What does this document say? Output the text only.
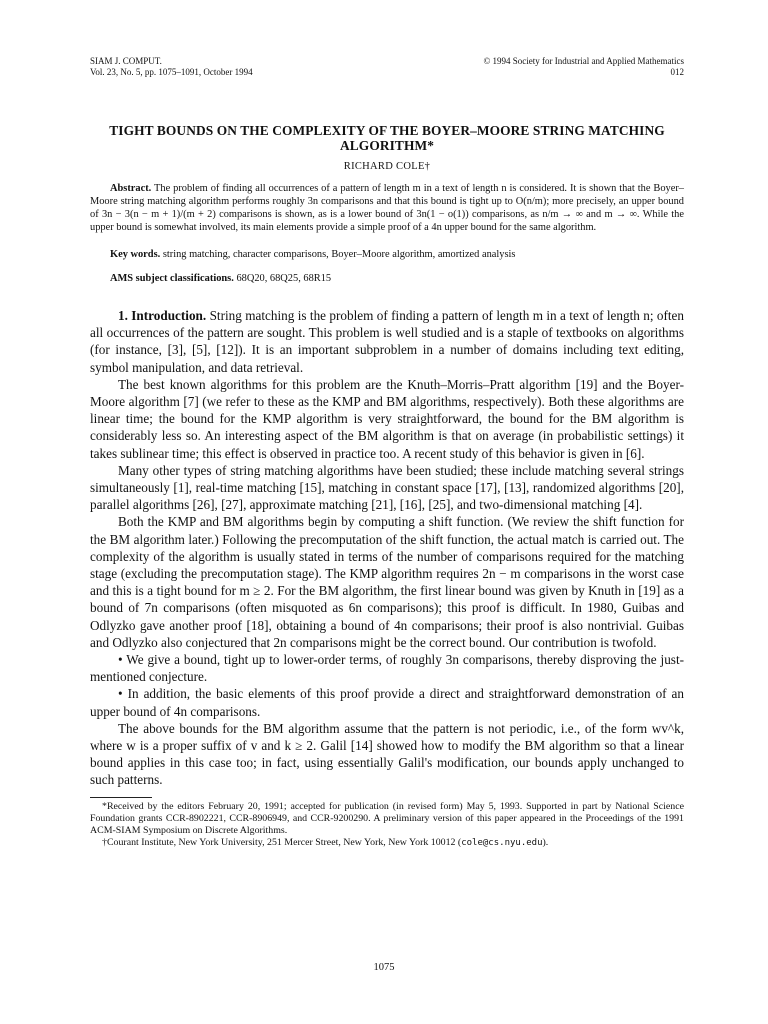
SIAM J. COMPUT.
Vol. 23, No. 5, pp. 1075–1091, October 1994
© 1994 Society for Industrial and Applied Mathematics
012
TIGHT BOUNDS ON THE COMPLEXITY OF THE BOYER–MOORE STRING MATCHING ALGORITHM*
RICHARD COLE†
Abstract. The problem of finding all occurrences of a pattern of length m in a text of length n is considered. It is shown that the Boyer–Moore string matching algorithm performs roughly 3n comparisons and that this bound is tight up to O(n/m); more precisely, an upper bound of 3n − 3(n − m + 1)/(m + 2) comparisons is shown, as is a lower bound of 3n(1 − o(1)) comparisons, as n/m → ∞ and m → ∞. While the upper bound is somewhat involved, its main elements provide a simple proof of a 4n upper bound for the same algorithm.
Key words. string matching, character comparisons, Boyer–Moore algorithm, amortized analysis
AMS subject classifications. 68Q20, 68Q25, 68R15

1. Introduction. String matching is the problem of finding a pattern of length m in a text of length n; often all occurrences of the pattern are sought. This problem is well studied and is a staple of textbooks on algorithms (for instance, [3], [5], [12]). It is an important subproblem in a number of domains including text editing, symbol manipulation, and data retrieval.

The best known algorithms for this problem are the Knuth–Morris–Pratt algorithm [19] and the Boyer-Moore algorithm [7] (we refer to these as the KMP and BM algorithms, respectively). Both these algorithms are linear time; the bound for the KMP algorithm is very straightforward, the bound for the BM algorithm is considerably less so. An interesting aspect of the BM algorithm is that on average (in probabilistic settings) it takes sublinear time; this effect is observed in practice too. A recent study of this behavior is given in [6].

Many other types of string matching algorithms have been studied; these include matching several strings simultaneously [1], real-time matching [15], matching in constant space [17], [13], randomized algorithms [20], parallel algorithms [26], [27], approximate matching [21], [16], [25], and two-dimensional matching [4].

Both the KMP and BM algorithms begin by computing a shift function. (We review the shift function for the BM algorithm later.) Following the precomputation of the shift function, the actual match is carried out. The complexity of the algorithm is usually stated in terms of the number of comparisons required for the matching stage (excluding the precomputation stage). The KMP algorithm requires 2n − m comparisons in the worst case and this is a tight bound for m ≥ 2. For the BM algorithm, the first linear bound was given by Knuth in [19] as a bound of 7n comparisons (often misquoted as 6n comparisons); this proof is difficult. In 1980, Guibas and Odlyzko gave another proof [18], obtaining a bound of 4n comparisons; their proof is also nontrivial. Guibas and Odlyzko also conjectured that 2n comparisons might be the correct bound. Our contribution is twofold.

• We give a bound, tight up to lower-order terms, of roughly 3n comparisons, thereby disproving the just-mentioned conjecture.

• In addition, the basic elements of this proof provide a direct and straightforward demonstration of an upper bound of 4n comparisons.

The above bounds for the BM algorithm assume that the pattern is not periodic, i.e., of the form wv^k, where w is a proper suffix of v and k ≥ 2. Galil [14] showed how to modify the BM algorithm so that a linear bound applies in this case too; in fact, using essentially Galil's modification, our bounds apply unchanged to such patterns.

*Received by the editors February 20, 1991; accepted for publication (in revised form) May 5, 1993. Supported in part by National Science Foundation grants CCR-8902221, CCR-8906949, and CCR-9200290. A preliminary version of this paper appeared in the Proceedings of the 1991 ACM-SIAM Symposium on Discrete Algorithms.

†Courant Institute, New York University, 251 Mercer Street, New York, New York 10012 (cole@cs.nyu.edu).

1075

========

### Directive
Extract the text of all the records above verbatim, excluding pictures.

### Task response
What does this document say? Output the text only.
SIAM J. COMPUT.
Vol. 23, No. 5, pp. 1075–1091, October 1994
© 1994 Society for Industrial and Applied Mathematics
012
TIGHT BOUNDS ON THE COMPLEXITY OF THE BOYER–MOORE STRING MATCHING ALGORITHM*
RICHARD COLE†
Abstract. The problem of finding all occurrences of a pattern of length m in a text of length n is considered. It is shown that the Boyer–Moore string matching algorithm performs roughly 3n comparisons and that this bound is tight up to O(n/m); more precisely, an upper bound of 3n − 3(n − m + 1)/(m + 2) comparisons is shown, as is a lower bound of 3n(1 − o(1)) comparisons, as n/m → ∞ and m → ∞. While the upper bound is somewhat involved, its main elements provide a simple proof of a 4n upper bound for the same algorithm.
Key words. string matching, character comparisons, Boyer–Moore algorithm, amortized analysis
AMS subject classifications. 68Q20, 68Q25, 68R15

1. Introduction. String matching is the problem of finding a pattern of length m in a text of length n; often all occurrences of the pattern are sought. This problem is well studied and is a staple of textbooks on algorithms (for instance, [3], [5], [12]). It is an important subproblem in a number of domains including text editing, symbol manipulation, and data retrieval.

The best known algorithms for this problem are the Knuth–Morris–Pratt algorithm [19] and the Boyer-Moore algorithm [7] (we refer to these as the KMP and BM algorithms, respectively). Both these algorithms are linear time; the bound for the KMP algorithm is very straightforward, the bound for the BM algorithm is considerably less so. An interesting aspect of the BM algorithm is that on average (in probabilistic settings) it takes sublinear time; this effect is observed in practice too. A recent study of this behavior is given in [6].

Many other types of string matching algorithms have been studied; these include matching several strings simultaneously [1], real-time matching [15], matching in constant space [17], [13], randomized algorithms [20], parallel algorithms [26], [27], approximate matching [21], [16], [25], and two-dimensional matching [4].

Both the KMP and BM algorithms begin by computing a shift function. (We review the shift function for the BM algorithm later.) Following the precomputation of the shift function, the actual match is carried out. The complexity of the algorithm is usually stated in terms of the number of comparisons required for the matching stage (excluding the precomputation stage). The KMP algorithm requires 2n − m comparisons in the worst case and this is a tight bound for m ≥ 2. For the BM algorithm, the first linear bound was given by Knuth in [19] as a bound of 7n comparisons (often misquoted as 6n comparisons); this proof is difficult. In 1980, Guibas and Odlyzko gave another proof [18], obtaining a bound of 4n comparisons; their proof is also nontrivial. Guibas and Odlyzko also conjectured that 2n comparisons might be the correct bound. Our contribution is twofold.

• We give a bound, tight up to lower-order terms, of roughly 3n comparisons, thereby disproving the just-mentioned conjecture.

• In addition, the basic elements of this proof provide a direct and straightforward demonstration of an upper bound of 4n comparisons.

The above bounds for the BM algorithm assume that the pattern is not periodic, i.e., of the form wv^k, where w is a proper suffix of v and k ≥ 2. Galil [14] showed how to modify the BM algorithm so that a linear bound applies in this case too; in fact, using essentially Galil's modification, our bounds apply unchanged to such patterns.

*Received by the editors February 20, 1991; accepted for publication (in revised form) May 5, 1993. Supported in part by National Science Foundation grants CCR-8902221, CCR-8906949, and CCR-9200290. A preliminary version of this paper appeared in the Proceedings of the 1991 ACM-SIAM Symposium on Discrete Algorithms.

†Courant Institute, New York University, 251 Mercer Street, New York, New York 10012 (cole@cs.nyu.edu).

1075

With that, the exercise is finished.